Answer these questions from the text of advice on university life below.
(a) What work does the writer do now, after graduating?
(b) What did the writer miss in freshman year out of a belief that it would be lame?
(c) What did the writer find out in the final semester?

[Selected text]

To sum up: in uni I divided my time between studying and waitressing and now that I’ve graduated I’m a waitress. What you do outside of class matters. A lot.
2. Be weird
University is hella weird you guys. There are prayer circles and protests and people smoking hookahs everywhere and guys doing tantric yoga in short shorts in the middle of the day and people hugging trees and doing tai chi in the park and building 30 feet tall installation art pieces made out of Tim Horton’s cups in the cafeteria. It is awesome. Don’t get stuck in the high school mentality of trying to fit in and look cool. Get weird. It’s the biggest cliche in the world but TRY NEW THINGS. Attend meetings and rallies and join, join, join. I missed frosh my freshman year because I thought it would be lame. I lived off campus right away because I thought dorms would be gross. I didn’t try out for any sports because I didn’t play sports in high school and didn’t want to get laughed at. Basically I missed out for fear of embarrassing myself without realizing that college is this amazing bubble where everyone is embarrassing themselves all the time and it’s not only okay it’s actually the coolest thing ever. University is a petri dish, so experiment.
3. Write it down
I cannot emphasize this one enough, especially for aspiring writers. You will have enough weird, awkward, gross, hilarious, devastating, goosebumpy moments in college to write the next coming-of-age-Lena-Dunham-esque-so-cringe-it-hurts novel ten times over. It will be called “Queefing and Laughing” and you will make millions. But you will also be really high like 75% of the time so you have got to write this shit down.
4. Go to the gym
No, seriously. When you graduate and you’re paying for rent and electricity and groceries and internet and cable and your cellphone and a bus pass and your diet no longer consists of ramen and cigarettes and your metabolism screeches to a grinding halt you will look back at those days when you had free access to a world class exercise facility the likes of which you definitely can’t afford anymore and you will kick yourself for not taking advantage. University is the time to make mistakes and be an idiot, but it’s also a great time to start forming good habits. Like squatting. And flossing. And actually while we’re on the topic of flossing if your university has a dental plan USE THAT SHIT. Read the fine print of your tuition and find out what you’re paying for and tap into that glorious well of free healthcare. I found out in my FINAL SEMESTER that I could have been getting free birth control for 4 years. I don’t even want to do the maths on that. Go see the counsellors. Do free yoga. Get your teeth cleaned. The last one is especially important, in your 20s dental care drops really far down on your list of priorities landing somewhere between “learning to bake” and “buying a new shower curtain”.

[/Selected text]
[Provided material]

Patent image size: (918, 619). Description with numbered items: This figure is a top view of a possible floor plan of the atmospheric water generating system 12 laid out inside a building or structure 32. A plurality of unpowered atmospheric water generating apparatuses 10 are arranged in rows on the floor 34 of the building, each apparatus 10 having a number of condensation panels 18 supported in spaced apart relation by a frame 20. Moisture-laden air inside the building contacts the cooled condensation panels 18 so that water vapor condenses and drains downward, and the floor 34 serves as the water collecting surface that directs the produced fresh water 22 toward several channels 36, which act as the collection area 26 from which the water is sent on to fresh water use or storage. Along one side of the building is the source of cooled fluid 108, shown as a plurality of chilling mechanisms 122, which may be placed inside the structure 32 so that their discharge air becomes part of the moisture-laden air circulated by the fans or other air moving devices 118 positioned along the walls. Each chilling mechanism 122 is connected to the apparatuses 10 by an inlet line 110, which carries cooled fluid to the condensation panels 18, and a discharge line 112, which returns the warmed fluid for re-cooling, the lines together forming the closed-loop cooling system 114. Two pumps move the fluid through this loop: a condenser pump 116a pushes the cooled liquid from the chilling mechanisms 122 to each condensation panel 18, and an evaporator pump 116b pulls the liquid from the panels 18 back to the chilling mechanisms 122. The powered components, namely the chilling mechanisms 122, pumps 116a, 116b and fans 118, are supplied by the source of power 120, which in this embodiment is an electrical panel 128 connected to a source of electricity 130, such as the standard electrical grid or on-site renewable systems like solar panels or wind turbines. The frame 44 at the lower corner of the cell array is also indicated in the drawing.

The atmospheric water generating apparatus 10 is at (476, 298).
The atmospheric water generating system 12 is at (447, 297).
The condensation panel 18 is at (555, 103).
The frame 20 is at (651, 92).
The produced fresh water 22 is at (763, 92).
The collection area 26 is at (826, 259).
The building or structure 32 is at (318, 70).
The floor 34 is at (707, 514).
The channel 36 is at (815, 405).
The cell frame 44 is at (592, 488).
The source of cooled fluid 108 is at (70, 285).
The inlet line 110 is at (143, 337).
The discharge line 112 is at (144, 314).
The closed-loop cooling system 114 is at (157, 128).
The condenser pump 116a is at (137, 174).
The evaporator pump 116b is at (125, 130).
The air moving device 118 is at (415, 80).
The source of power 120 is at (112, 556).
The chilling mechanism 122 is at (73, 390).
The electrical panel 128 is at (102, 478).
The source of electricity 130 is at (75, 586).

[/Provided material]

▸ **Solved problem**:
(a) The writer works as a waitress.
(b) The writer missed frosh.
(c) The writer found out that free birth control had been available for 4 years.